## [Supplied data]

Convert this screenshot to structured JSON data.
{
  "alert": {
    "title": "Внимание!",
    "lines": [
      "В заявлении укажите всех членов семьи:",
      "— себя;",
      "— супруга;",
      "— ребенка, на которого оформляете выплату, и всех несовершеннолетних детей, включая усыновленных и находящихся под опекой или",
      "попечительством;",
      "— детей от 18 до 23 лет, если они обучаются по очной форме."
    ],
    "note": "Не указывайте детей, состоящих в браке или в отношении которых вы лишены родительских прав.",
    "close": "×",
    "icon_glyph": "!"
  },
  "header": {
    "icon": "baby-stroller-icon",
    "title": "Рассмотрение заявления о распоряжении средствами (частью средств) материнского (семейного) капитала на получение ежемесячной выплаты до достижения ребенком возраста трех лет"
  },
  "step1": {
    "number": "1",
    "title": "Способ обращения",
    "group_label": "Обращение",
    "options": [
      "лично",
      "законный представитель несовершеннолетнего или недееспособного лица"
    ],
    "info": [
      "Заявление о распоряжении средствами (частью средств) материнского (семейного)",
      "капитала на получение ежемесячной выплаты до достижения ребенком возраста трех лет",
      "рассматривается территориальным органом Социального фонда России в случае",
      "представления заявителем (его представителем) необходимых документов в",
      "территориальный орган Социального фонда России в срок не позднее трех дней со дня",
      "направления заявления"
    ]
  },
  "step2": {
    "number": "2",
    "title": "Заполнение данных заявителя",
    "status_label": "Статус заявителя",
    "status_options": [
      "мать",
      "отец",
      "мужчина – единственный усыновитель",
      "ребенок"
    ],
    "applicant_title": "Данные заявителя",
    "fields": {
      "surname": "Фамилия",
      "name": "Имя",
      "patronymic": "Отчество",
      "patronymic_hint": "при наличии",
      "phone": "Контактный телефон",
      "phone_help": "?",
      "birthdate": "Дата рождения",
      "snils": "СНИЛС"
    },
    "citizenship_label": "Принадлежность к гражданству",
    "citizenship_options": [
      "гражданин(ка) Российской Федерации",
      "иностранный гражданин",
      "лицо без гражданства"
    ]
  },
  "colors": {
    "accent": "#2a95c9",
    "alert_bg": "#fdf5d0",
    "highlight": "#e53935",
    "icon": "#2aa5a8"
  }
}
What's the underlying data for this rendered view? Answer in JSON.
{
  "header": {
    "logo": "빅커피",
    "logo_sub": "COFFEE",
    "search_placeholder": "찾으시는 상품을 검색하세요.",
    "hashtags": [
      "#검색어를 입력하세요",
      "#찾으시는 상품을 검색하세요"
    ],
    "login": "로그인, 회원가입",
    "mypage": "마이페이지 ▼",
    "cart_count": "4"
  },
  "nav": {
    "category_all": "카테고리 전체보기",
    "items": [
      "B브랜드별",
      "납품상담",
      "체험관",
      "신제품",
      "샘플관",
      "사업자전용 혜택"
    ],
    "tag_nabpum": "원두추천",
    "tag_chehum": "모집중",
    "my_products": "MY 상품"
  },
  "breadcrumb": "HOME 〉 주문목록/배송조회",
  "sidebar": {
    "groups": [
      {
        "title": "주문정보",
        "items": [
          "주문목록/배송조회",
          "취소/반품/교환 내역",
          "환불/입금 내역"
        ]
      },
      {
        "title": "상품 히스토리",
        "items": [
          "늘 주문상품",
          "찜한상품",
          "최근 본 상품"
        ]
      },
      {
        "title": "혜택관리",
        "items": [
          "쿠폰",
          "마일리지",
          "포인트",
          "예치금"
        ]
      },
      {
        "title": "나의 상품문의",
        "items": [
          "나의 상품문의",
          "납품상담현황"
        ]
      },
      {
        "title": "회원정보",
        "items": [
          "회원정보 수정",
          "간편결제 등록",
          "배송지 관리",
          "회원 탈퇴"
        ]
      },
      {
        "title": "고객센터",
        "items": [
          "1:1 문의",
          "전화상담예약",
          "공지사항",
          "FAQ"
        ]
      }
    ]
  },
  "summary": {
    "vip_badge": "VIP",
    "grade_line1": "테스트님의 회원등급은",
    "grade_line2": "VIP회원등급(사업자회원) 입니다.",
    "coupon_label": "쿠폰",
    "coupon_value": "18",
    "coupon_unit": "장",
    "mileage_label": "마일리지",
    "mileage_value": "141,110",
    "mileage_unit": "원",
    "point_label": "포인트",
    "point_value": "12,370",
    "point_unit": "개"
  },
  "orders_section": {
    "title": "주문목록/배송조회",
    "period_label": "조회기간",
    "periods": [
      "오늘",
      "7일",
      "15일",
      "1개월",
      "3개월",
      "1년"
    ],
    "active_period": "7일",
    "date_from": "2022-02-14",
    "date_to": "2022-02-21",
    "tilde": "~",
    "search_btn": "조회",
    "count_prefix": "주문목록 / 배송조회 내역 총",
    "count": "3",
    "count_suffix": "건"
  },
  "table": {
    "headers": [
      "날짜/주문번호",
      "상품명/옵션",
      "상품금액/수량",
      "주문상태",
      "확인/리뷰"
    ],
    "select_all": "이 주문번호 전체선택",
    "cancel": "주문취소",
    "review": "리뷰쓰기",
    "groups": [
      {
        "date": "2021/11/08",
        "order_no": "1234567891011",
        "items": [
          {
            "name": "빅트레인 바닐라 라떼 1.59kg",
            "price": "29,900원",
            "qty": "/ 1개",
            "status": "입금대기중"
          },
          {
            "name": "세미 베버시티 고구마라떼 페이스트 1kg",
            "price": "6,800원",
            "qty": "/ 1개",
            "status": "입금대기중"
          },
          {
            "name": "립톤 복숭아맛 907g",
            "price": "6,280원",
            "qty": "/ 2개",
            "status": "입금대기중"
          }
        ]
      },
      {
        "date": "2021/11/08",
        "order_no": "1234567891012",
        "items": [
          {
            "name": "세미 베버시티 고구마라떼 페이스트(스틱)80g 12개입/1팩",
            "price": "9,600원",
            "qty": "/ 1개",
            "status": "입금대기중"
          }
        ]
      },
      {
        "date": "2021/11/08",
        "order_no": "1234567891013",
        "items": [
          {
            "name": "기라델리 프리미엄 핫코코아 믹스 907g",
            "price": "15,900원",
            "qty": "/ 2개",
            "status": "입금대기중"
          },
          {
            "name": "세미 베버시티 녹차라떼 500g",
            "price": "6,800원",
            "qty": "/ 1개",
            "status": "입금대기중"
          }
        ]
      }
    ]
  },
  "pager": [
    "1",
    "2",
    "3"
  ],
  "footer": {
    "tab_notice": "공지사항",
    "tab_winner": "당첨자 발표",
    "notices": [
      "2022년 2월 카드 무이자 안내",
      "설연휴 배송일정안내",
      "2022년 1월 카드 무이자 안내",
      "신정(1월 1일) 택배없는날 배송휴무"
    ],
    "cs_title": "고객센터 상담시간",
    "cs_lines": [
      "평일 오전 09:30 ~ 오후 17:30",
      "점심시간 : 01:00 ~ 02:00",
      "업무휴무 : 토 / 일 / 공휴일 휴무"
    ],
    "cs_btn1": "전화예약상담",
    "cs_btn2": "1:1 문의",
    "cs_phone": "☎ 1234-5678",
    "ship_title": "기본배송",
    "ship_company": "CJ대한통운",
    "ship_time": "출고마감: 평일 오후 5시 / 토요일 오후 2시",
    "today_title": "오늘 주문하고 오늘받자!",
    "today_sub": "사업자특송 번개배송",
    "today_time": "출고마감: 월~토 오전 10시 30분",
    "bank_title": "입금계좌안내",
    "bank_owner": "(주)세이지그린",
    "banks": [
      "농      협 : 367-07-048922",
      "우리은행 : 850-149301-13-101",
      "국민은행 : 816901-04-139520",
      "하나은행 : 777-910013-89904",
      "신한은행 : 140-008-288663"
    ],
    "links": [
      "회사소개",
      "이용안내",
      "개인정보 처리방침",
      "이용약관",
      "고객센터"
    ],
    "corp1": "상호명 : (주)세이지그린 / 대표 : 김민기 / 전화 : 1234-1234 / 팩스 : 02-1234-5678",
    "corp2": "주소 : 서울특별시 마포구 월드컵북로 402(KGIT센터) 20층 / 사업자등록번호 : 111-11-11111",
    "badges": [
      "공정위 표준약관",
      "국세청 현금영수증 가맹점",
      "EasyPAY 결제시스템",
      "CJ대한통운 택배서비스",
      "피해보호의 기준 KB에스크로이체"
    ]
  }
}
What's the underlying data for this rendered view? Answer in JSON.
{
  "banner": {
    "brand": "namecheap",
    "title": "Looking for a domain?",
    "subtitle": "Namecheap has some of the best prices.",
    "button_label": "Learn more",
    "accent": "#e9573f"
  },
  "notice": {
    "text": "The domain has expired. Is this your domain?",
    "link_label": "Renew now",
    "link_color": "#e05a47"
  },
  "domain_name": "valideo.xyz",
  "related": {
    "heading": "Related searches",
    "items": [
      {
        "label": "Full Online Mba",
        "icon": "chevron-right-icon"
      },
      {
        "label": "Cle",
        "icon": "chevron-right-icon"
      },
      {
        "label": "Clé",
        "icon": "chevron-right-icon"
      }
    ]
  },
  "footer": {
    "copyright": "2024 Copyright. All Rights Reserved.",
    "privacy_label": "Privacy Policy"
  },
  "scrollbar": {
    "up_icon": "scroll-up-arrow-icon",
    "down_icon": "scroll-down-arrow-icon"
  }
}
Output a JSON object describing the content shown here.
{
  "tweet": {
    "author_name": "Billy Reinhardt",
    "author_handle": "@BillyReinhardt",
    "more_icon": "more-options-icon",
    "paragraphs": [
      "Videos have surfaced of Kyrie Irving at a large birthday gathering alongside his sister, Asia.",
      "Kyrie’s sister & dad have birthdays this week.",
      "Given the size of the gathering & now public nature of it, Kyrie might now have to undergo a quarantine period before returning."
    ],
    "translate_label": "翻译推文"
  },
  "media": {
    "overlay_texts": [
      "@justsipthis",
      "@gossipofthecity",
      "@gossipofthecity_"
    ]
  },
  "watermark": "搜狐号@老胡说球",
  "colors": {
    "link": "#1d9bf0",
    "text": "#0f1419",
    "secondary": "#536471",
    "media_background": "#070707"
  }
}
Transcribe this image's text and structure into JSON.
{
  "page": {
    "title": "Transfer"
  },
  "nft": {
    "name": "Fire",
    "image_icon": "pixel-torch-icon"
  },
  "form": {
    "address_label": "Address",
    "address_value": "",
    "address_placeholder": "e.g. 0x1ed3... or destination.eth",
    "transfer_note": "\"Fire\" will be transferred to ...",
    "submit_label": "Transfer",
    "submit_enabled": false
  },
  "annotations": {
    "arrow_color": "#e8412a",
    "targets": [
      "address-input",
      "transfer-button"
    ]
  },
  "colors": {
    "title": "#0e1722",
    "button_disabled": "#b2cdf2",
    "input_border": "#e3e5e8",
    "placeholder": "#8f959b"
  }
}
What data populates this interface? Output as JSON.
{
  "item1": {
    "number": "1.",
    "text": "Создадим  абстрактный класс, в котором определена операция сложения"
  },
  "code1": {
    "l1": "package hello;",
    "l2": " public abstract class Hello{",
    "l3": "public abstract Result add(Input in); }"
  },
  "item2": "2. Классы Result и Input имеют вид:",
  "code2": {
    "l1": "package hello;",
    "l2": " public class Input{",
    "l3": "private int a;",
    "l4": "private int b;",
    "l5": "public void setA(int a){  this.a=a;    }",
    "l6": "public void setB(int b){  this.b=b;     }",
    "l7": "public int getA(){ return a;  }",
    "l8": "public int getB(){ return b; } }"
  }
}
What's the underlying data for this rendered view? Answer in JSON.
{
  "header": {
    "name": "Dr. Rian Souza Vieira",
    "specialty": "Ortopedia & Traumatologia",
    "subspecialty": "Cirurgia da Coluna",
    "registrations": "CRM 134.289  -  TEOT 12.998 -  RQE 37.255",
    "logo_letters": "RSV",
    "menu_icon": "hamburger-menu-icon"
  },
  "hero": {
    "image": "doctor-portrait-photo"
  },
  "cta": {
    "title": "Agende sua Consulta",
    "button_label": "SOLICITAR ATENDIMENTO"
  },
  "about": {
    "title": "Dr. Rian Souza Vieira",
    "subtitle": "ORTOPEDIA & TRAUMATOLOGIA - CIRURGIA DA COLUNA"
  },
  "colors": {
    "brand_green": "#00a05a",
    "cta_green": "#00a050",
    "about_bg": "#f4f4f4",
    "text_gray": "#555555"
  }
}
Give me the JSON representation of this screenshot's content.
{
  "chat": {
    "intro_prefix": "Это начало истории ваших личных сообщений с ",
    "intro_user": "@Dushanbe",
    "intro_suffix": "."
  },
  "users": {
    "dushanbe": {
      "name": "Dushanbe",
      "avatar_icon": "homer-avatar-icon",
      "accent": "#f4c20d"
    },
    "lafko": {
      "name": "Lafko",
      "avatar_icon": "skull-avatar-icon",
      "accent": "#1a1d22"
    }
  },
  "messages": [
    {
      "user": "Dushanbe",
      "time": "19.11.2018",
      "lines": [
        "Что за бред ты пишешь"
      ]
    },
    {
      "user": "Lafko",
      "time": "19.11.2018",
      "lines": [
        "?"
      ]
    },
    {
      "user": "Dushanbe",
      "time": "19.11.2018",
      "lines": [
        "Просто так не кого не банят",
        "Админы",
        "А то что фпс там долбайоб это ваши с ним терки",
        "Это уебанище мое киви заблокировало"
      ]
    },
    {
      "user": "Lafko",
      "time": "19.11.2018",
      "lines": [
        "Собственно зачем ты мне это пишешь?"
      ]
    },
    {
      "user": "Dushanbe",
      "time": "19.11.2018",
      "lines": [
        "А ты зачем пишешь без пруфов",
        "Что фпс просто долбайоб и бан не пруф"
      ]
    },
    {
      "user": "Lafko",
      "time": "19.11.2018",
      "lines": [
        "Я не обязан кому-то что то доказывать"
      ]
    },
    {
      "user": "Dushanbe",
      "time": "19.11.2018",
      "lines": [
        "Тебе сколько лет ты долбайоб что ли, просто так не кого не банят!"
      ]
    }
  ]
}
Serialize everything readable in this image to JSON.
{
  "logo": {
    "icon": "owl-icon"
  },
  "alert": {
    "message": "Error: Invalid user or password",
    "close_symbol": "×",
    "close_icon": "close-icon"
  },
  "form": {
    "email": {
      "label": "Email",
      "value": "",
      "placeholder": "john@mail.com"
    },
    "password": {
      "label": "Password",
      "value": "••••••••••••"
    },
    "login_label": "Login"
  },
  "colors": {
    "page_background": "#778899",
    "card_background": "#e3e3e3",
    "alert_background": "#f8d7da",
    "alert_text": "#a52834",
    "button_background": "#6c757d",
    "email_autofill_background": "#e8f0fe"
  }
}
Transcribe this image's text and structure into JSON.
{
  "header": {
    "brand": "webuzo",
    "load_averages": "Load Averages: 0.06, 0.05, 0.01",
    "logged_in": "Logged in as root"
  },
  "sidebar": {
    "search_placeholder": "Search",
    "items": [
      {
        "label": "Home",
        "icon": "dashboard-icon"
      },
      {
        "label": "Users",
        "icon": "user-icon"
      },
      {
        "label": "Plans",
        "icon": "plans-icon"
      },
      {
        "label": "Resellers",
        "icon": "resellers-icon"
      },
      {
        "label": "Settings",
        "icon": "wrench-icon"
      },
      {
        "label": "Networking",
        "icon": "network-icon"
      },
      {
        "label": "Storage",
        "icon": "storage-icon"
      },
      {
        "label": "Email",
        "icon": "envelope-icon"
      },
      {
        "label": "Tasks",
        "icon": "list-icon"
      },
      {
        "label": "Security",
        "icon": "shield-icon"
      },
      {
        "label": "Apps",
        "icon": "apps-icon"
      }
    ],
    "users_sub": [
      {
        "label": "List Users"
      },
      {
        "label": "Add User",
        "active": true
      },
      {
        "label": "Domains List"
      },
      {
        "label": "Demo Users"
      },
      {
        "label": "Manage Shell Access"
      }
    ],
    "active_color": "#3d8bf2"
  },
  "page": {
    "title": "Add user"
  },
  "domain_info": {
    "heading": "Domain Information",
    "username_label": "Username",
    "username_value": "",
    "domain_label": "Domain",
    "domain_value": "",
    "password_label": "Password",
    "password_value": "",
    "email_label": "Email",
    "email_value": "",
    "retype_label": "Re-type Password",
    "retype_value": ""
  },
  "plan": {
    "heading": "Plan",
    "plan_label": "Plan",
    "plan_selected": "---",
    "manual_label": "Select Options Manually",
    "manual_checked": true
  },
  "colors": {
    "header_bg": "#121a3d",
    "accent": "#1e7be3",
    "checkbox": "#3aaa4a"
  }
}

## [Given task]
For the listing above, give the number of lines in which the string "배송조회" occurs, and nothing else.

## [Expected output]
4